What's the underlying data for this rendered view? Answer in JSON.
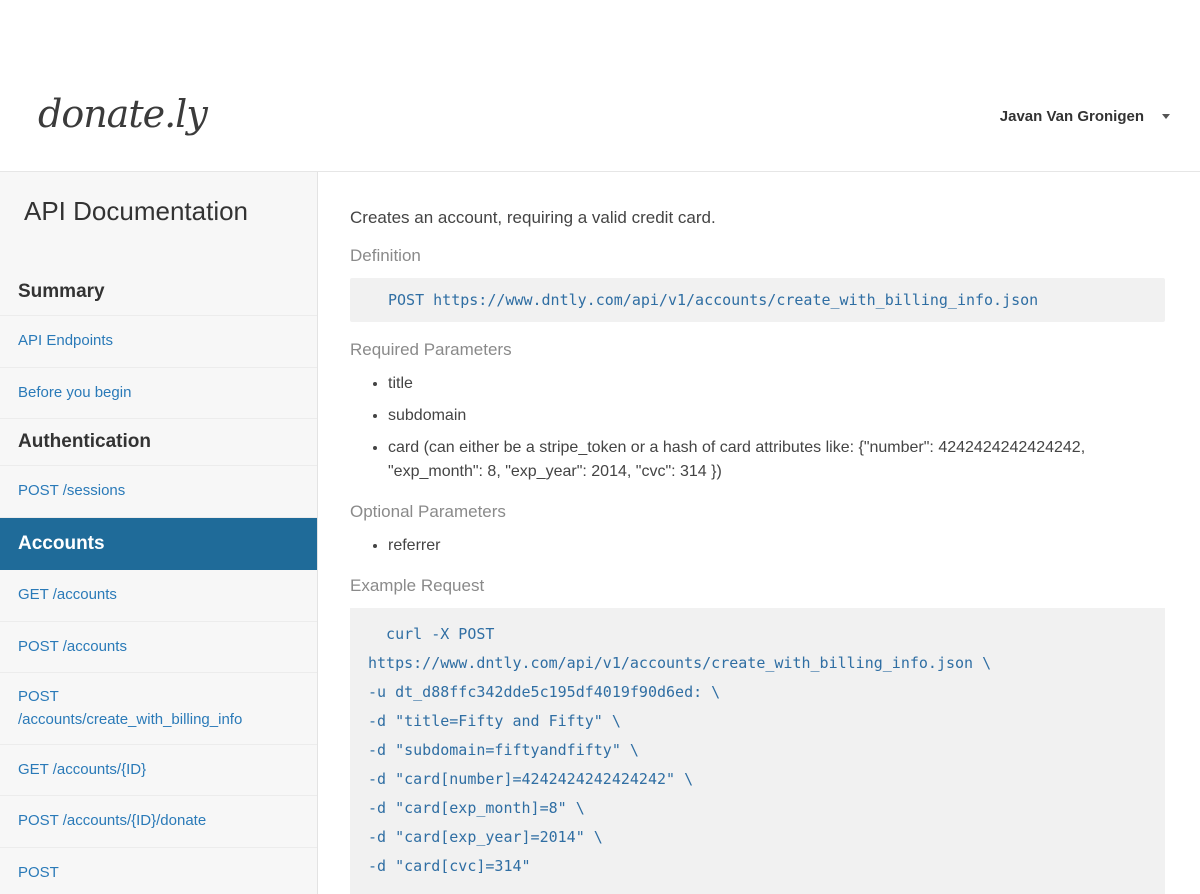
{
  "header": {
    "logo": "donate.ly",
    "user_name": "Javan Van Gronigen"
  },
  "sidebar": {
    "title": "API Documentation",
    "items": [
      {
        "type": "heading",
        "label": "Summary"
      },
      {
        "type": "link",
        "label": "API Endpoints"
      },
      {
        "type": "link",
        "label": "Before you begin"
      },
      {
        "type": "heading",
        "label": "Authentication"
      },
      {
        "type": "link",
        "label": "POST /sessions"
      },
      {
        "type": "active",
        "label": "Accounts"
      },
      {
        "type": "link",
        "label": "GET /accounts"
      },
      {
        "type": "link",
        "label": "POST /accounts"
      },
      {
        "type": "link",
        "label": "POST\n/accounts/create_with_billing_info"
      },
      {
        "type": "link",
        "label": "GET /accounts/{ID}"
      },
      {
        "type": "link",
        "label": "POST /accounts/{ID}/donate"
      },
      {
        "type": "link",
        "label": "POST"
      }
    ]
  },
  "main": {
    "lead": "Creates an account, requiring a valid credit card.",
    "definition_label": "Definition",
    "definition_code": "POST https://www.dntly.com/api/v1/accounts/create_with_billing_info.json",
    "required_label": "Required Parameters",
    "required_params": [
      "title",
      "subdomain",
      "card (can either be a stripe_token or a hash of card attributes like: {\"number\": 4242424242424242, \"exp_month\": 8, \"exp_year\": 2014, \"cvc\": 314 })"
    ],
    "optional_label": "Optional Parameters",
    "optional_params": [
      "referrer"
    ],
    "example_label": "Example Request",
    "example_code": "  curl -X POST\nhttps://www.dntly.com/api/v1/accounts/create_with_billing_info.json \\\n-u dt_d88ffc342dde5c195df4019f90d6ed: \\\n-d \"title=Fifty and Fifty\" \\\n-d \"subdomain=fiftyandfifty\" \\\n-d \"card[number]=4242424242424242\" \\\n-d \"card[exp_month]=8\" \\\n-d \"card[exp_year]=2014\" \\\n-d \"card[cvc]=314\""
  }
}
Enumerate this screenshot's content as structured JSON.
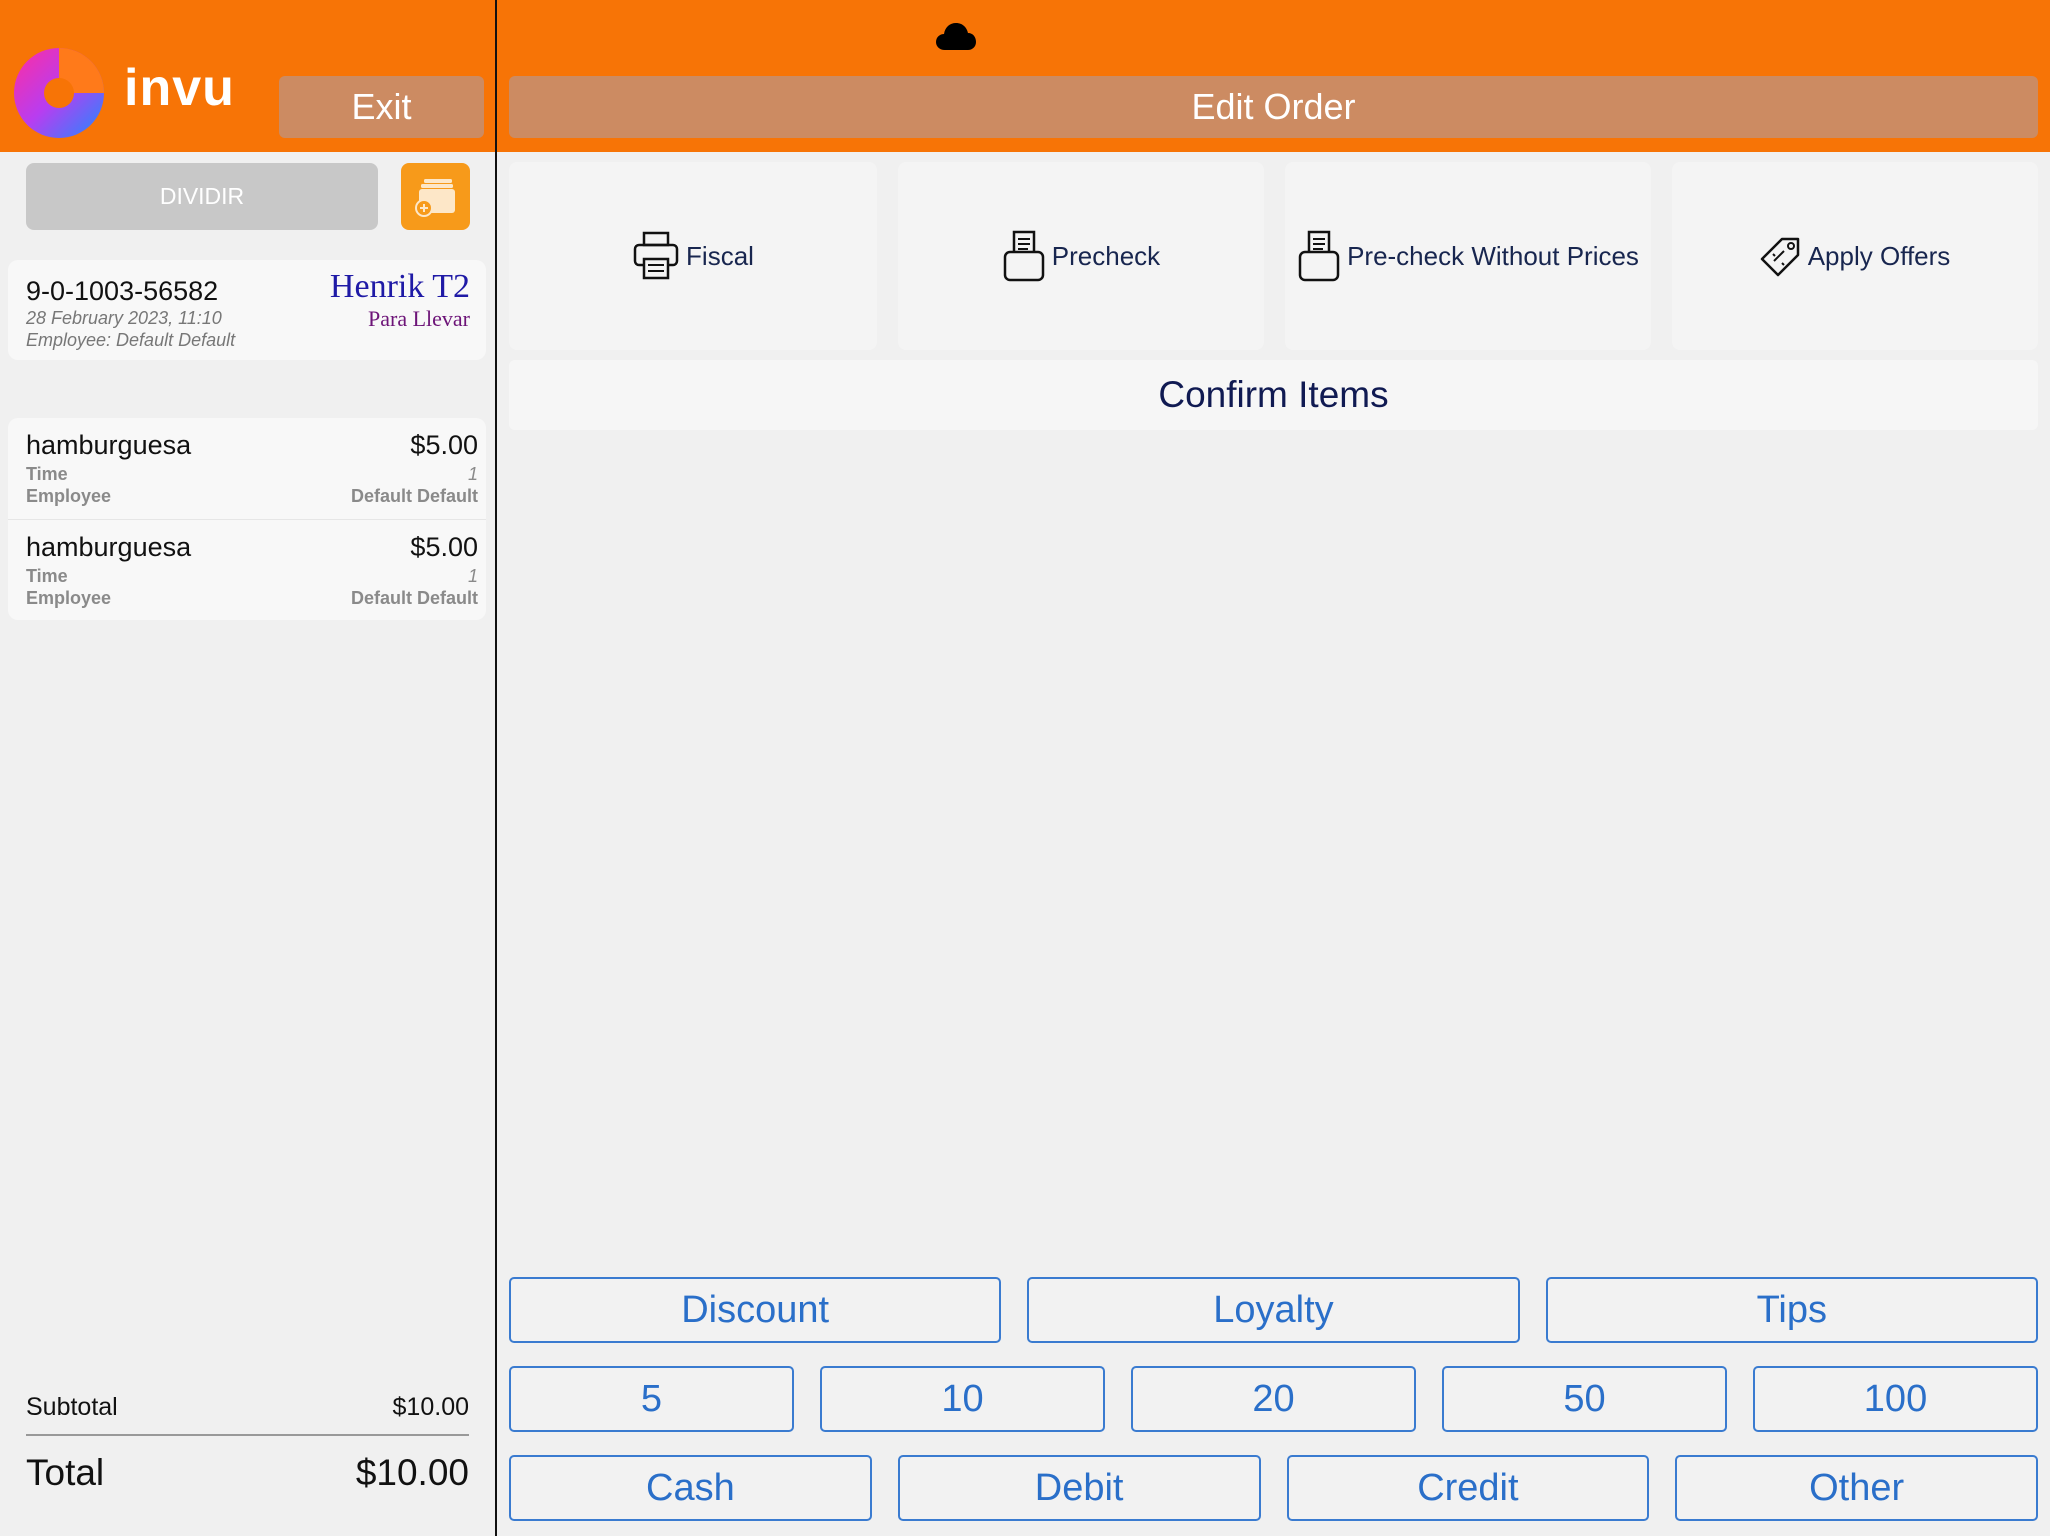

EXERCISE ▸
Pull out each line of the entries that contains "donate".

SOLVED PROBLEM ▸
    "logo": "donate.ly",
        "label": "POST /accounts/{ID}/donate"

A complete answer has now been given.